Count the lines below that contain the string "word", treating uppercase and lowercase as different, and reply with the number alone.

**Data for the task:**
--------------------

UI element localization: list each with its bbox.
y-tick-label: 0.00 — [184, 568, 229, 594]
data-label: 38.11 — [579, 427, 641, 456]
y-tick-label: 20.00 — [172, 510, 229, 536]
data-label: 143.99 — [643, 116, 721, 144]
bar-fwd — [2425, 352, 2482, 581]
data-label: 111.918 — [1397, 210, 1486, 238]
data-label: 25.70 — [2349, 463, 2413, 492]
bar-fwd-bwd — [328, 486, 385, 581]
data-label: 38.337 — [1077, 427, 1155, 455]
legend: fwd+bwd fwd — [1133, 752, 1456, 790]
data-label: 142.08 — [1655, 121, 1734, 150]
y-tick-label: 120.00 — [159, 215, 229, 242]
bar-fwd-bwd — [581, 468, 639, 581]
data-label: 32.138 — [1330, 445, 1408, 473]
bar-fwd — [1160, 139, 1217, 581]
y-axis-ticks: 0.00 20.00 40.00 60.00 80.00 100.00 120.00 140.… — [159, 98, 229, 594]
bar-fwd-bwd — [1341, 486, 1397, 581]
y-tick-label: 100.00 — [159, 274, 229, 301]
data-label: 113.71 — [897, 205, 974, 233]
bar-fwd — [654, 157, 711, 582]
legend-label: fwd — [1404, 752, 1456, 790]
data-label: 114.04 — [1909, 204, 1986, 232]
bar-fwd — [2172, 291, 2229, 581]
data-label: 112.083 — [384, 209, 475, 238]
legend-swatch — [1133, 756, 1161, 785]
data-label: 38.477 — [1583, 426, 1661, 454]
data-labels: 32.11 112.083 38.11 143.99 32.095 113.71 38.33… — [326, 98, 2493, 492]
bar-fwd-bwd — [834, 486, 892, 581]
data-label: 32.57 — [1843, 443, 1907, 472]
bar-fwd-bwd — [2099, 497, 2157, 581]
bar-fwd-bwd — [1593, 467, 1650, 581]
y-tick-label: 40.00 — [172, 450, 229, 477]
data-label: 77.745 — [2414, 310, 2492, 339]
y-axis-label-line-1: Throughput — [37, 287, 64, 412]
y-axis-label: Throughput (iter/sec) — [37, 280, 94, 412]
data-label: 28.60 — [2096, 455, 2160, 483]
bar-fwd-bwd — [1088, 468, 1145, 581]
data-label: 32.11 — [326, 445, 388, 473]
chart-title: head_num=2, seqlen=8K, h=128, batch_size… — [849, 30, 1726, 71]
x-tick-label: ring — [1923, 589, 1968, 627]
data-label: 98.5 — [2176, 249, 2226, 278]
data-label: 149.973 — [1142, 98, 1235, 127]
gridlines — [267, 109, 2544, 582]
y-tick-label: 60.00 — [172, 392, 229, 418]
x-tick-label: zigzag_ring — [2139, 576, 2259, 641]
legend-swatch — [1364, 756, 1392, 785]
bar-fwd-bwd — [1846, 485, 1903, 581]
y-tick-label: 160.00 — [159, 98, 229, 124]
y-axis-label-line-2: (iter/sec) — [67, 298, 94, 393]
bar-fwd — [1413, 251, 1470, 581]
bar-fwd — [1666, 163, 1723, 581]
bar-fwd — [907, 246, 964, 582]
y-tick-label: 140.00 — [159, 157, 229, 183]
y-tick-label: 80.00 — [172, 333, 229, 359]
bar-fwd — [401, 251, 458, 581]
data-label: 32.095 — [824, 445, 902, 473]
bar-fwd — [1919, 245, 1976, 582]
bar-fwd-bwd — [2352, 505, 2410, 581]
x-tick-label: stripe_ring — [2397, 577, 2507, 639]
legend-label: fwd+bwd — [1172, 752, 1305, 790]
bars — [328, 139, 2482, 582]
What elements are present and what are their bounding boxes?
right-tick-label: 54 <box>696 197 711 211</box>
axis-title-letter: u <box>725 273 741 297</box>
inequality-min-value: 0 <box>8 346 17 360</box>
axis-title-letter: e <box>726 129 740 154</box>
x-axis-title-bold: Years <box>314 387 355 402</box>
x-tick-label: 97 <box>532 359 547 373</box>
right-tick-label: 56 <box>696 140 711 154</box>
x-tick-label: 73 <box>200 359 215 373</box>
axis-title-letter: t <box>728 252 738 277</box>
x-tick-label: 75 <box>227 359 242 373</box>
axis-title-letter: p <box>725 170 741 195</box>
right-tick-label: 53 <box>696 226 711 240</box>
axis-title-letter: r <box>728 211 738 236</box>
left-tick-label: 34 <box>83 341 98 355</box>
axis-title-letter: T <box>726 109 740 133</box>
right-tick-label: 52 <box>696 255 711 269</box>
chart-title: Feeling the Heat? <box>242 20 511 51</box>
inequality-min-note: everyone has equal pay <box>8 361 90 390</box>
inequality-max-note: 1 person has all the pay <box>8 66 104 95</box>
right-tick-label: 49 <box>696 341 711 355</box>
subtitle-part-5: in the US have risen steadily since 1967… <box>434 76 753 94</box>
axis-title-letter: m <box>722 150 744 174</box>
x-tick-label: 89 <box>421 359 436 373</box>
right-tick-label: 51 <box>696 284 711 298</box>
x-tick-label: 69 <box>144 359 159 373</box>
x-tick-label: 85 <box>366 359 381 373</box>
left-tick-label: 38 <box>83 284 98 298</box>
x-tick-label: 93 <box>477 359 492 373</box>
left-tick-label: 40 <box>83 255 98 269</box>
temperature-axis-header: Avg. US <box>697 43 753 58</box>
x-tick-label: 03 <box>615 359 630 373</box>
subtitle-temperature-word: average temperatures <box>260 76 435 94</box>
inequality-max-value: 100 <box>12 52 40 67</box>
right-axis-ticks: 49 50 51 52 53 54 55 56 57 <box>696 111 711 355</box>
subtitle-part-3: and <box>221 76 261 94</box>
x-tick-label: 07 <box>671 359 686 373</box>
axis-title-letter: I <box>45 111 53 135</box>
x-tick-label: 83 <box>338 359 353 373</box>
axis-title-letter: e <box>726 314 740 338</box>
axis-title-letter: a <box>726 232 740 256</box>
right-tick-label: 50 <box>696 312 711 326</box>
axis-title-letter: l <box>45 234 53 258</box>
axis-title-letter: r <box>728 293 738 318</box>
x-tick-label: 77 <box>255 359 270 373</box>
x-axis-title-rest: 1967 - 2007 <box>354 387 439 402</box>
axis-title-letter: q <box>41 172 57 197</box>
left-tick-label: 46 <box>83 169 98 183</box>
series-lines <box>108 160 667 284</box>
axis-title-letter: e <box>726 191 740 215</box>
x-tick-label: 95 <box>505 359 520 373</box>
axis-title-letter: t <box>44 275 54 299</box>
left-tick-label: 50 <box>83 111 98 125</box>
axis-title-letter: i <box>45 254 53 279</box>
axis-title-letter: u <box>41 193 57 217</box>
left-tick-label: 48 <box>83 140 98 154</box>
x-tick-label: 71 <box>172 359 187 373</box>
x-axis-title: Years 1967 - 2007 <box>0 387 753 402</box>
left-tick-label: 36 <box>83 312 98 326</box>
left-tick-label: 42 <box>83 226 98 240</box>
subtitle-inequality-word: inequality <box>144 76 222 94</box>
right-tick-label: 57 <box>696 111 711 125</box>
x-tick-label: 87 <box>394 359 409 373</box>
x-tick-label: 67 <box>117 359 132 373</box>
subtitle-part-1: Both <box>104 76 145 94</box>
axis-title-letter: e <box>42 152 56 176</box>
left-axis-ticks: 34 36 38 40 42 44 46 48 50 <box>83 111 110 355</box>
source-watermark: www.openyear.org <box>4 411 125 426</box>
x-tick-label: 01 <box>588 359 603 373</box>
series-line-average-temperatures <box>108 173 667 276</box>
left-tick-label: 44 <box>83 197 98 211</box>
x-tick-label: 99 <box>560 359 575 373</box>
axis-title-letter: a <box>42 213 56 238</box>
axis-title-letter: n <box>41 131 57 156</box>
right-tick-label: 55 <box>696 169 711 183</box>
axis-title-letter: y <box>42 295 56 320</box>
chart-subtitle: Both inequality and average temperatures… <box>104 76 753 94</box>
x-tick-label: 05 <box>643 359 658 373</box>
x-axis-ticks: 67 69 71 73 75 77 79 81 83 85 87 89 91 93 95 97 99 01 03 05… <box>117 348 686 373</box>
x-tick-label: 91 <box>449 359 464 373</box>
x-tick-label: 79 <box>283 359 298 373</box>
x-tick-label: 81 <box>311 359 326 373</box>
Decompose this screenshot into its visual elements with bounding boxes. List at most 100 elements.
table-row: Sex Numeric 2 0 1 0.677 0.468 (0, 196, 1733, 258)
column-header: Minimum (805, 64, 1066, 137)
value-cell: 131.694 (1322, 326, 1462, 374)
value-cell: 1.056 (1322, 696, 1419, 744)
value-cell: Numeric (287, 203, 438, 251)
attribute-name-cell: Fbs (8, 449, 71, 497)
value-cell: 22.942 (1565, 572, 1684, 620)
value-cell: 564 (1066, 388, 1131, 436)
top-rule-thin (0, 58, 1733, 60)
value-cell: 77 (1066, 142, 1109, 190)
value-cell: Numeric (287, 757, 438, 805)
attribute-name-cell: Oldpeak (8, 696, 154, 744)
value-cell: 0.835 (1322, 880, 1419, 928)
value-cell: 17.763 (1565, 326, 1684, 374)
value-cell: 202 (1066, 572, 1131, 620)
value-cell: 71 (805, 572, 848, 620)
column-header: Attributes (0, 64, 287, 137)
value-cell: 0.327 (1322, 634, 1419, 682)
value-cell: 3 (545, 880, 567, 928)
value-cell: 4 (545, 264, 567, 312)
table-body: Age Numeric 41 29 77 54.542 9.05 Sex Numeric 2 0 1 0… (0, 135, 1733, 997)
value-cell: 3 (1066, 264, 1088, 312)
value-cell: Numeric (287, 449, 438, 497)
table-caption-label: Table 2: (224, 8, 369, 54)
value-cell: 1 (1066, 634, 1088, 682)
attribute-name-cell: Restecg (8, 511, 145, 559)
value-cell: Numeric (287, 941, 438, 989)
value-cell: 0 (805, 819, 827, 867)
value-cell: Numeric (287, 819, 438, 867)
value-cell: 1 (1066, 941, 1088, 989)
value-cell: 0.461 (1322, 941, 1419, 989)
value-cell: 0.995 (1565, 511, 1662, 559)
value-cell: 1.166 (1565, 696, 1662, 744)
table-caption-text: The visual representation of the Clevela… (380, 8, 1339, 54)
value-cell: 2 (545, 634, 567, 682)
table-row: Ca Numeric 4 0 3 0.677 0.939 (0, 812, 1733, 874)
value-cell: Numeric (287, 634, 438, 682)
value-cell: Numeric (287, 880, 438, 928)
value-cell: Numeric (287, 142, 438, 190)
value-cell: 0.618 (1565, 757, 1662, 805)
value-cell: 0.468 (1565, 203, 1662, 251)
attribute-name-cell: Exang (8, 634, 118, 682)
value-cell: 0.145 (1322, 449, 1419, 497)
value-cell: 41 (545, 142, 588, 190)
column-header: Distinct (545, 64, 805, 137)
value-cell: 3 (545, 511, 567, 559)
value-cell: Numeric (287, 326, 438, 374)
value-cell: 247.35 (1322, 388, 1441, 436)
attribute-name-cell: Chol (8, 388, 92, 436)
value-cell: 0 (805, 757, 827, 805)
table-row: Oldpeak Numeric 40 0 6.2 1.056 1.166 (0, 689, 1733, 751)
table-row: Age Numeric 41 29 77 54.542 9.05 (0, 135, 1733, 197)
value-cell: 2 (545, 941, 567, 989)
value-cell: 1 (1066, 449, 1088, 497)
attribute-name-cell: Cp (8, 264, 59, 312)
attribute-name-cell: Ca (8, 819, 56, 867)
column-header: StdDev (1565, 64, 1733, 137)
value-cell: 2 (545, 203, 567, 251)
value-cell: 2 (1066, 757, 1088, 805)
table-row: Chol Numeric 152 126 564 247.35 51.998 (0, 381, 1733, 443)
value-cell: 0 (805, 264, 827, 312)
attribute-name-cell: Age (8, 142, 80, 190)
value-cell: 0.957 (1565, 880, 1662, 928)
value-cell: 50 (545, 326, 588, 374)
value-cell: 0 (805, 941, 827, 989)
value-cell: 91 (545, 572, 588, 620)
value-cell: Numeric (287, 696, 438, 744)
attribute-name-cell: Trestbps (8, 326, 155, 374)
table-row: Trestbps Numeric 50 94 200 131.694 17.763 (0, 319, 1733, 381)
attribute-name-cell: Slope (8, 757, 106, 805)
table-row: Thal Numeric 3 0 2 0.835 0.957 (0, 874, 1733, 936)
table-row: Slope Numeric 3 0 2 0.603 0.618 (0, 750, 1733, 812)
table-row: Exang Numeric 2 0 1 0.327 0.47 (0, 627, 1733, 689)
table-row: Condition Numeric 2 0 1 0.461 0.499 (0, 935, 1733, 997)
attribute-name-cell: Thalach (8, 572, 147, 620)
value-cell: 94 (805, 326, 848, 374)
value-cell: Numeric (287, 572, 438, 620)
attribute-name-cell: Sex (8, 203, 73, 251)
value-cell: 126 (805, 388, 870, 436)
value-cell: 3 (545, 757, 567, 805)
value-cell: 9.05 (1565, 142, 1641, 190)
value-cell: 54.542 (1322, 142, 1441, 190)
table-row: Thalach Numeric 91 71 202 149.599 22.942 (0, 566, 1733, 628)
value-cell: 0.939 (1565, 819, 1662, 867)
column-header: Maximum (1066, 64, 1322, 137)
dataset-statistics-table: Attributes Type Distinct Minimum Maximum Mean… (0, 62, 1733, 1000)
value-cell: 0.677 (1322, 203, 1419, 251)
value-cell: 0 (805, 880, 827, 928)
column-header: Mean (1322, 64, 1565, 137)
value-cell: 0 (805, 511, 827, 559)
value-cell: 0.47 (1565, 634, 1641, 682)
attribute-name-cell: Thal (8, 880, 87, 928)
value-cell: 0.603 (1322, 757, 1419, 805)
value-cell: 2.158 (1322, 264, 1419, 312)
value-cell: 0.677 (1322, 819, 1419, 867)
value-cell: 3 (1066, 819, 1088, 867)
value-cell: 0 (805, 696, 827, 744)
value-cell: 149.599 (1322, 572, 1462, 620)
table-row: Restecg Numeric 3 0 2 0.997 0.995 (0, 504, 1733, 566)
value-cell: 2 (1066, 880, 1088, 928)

--------------------

**The answer:** 2